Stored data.
=======
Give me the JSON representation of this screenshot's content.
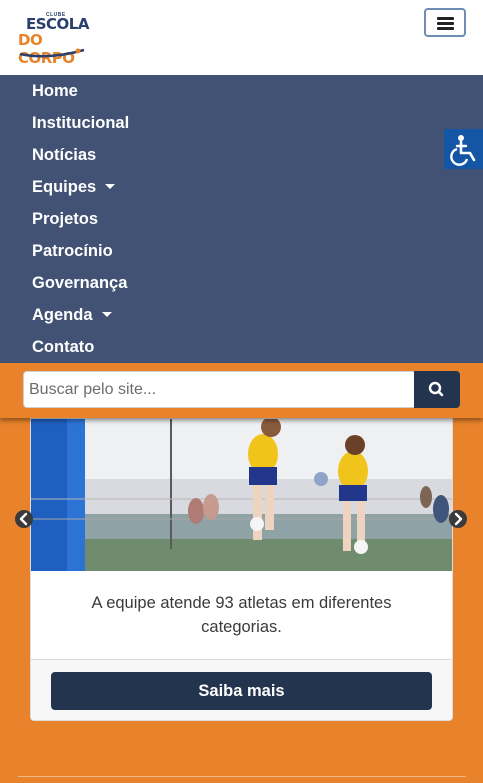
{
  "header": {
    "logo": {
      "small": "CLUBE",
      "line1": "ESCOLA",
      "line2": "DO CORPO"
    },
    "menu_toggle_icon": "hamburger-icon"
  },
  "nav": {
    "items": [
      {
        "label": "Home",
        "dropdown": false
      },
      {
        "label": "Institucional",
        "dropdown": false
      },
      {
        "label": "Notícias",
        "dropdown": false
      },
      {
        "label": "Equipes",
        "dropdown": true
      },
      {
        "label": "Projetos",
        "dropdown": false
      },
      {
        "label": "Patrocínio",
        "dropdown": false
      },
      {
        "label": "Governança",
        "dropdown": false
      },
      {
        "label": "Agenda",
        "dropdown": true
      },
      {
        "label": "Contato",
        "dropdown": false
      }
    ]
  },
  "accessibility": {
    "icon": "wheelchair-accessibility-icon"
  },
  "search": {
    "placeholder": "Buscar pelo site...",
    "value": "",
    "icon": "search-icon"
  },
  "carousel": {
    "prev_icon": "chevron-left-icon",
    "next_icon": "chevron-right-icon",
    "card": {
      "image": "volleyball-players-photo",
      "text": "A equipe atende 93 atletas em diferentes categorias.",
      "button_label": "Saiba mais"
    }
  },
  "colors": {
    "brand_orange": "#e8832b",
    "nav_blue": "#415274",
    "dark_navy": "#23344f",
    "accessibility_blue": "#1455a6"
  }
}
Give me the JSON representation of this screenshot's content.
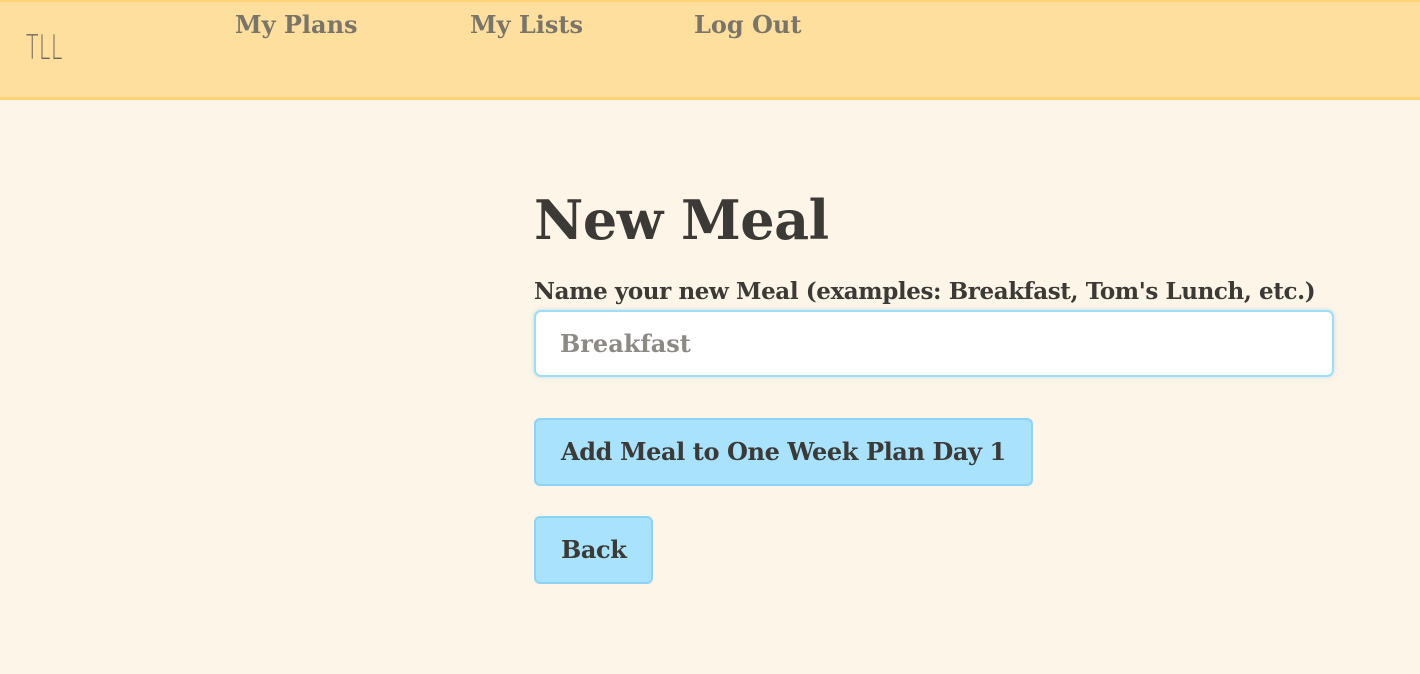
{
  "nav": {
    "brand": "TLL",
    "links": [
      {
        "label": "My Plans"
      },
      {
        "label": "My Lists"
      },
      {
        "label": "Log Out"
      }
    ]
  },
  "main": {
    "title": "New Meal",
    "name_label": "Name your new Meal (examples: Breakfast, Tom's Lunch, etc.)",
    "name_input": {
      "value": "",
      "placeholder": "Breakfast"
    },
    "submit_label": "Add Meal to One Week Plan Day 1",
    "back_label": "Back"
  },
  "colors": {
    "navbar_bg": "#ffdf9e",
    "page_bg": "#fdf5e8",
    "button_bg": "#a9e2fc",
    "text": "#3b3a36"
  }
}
=======
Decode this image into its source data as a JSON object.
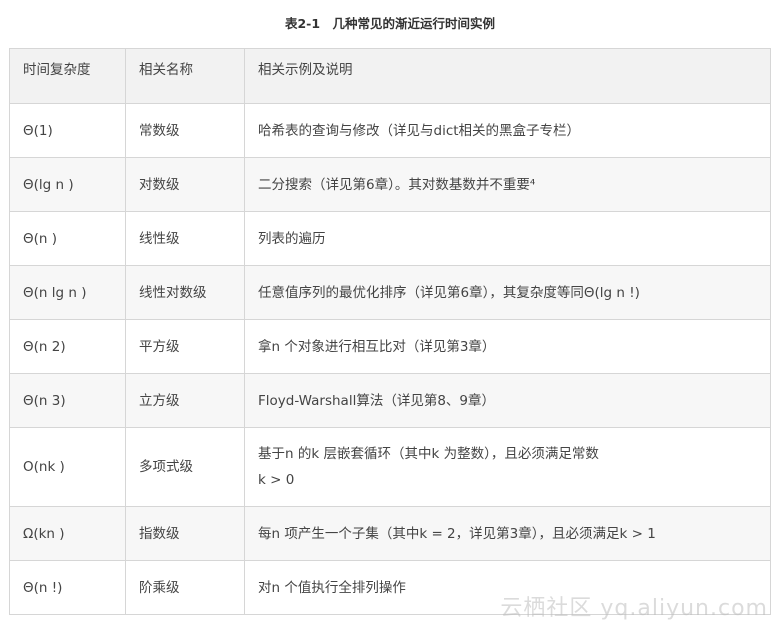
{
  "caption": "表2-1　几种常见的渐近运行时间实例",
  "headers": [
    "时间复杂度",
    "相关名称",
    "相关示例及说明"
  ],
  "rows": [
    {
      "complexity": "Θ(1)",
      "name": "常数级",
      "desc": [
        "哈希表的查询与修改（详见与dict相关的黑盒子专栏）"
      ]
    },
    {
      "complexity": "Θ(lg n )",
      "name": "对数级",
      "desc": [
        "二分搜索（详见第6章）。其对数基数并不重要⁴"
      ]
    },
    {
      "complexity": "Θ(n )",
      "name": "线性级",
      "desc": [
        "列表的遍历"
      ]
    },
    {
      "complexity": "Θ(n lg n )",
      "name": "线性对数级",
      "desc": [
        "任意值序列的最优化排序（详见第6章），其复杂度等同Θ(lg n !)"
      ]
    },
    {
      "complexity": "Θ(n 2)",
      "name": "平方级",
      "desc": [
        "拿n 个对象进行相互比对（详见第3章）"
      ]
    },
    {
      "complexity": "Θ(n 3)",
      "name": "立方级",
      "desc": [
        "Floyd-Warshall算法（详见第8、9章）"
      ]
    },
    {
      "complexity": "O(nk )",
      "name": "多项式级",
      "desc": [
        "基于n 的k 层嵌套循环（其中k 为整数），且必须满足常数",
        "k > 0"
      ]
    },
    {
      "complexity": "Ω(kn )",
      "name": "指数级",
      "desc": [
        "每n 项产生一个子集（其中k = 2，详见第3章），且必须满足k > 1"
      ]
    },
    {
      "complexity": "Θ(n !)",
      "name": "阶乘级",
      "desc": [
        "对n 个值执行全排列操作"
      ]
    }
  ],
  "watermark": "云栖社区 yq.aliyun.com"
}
=======
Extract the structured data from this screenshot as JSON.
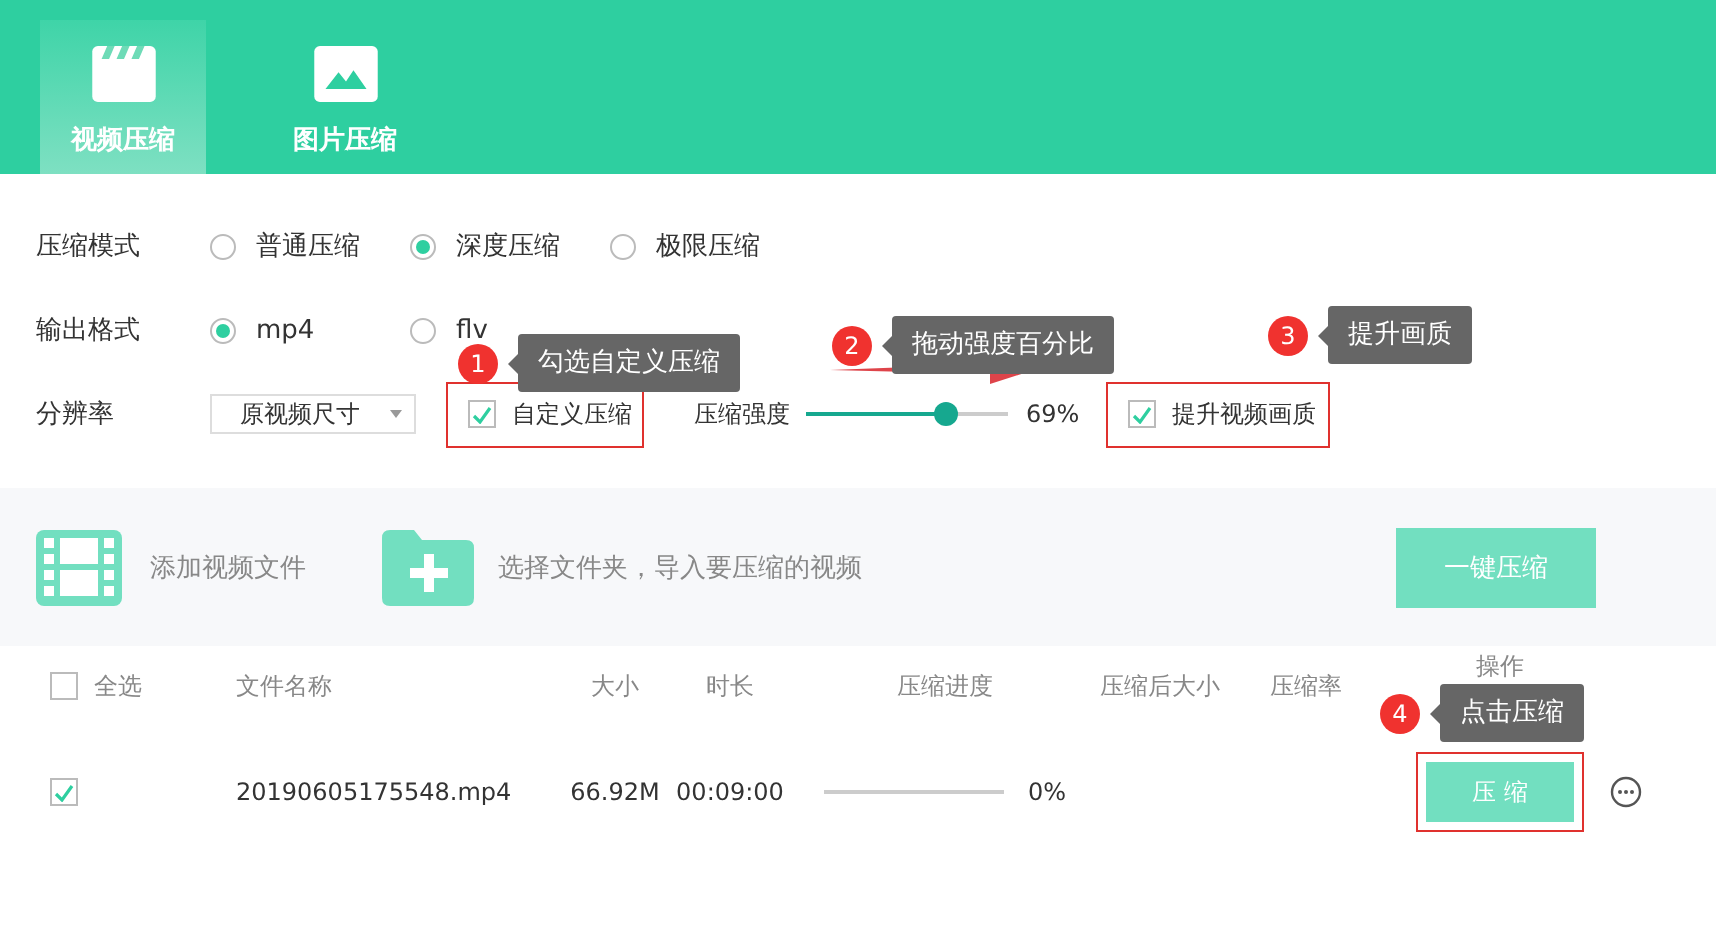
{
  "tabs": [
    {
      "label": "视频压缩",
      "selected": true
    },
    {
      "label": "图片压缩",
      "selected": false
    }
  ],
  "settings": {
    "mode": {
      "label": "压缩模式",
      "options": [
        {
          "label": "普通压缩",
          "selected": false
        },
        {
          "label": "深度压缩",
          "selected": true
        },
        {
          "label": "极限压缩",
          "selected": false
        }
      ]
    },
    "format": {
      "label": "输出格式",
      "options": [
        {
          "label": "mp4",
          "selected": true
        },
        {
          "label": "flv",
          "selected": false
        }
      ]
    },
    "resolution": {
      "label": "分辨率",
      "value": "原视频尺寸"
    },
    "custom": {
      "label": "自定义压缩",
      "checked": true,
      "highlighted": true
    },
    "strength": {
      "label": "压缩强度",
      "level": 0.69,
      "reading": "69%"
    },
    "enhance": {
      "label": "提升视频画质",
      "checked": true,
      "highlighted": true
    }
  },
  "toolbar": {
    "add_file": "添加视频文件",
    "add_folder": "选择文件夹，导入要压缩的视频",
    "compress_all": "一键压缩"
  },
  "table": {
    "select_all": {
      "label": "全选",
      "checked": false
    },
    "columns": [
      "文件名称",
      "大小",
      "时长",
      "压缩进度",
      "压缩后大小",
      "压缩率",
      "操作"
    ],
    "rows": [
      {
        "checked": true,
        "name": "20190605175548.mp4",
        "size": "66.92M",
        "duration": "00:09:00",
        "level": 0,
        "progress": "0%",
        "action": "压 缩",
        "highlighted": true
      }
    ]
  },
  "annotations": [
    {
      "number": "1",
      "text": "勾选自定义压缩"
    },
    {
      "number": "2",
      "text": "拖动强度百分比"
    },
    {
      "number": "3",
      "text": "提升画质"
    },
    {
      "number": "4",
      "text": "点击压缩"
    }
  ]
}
=======
Short task. Using the data above, copy each line that contains "complexity".

Worked answer.
      "complexity": "Θ(1)",
      "complexity": "Θ(lg n )",
      "complexity": "Θ(n )",
      "complexity": "Θ(n lg n )",
      "complexity": "Θ(n 2)",
      "complexity": "Θ(n 3)",
      "complexity": "O(nk )",
      "complexity": "Ω(kn )",
      "complexity": "Θ(n !)",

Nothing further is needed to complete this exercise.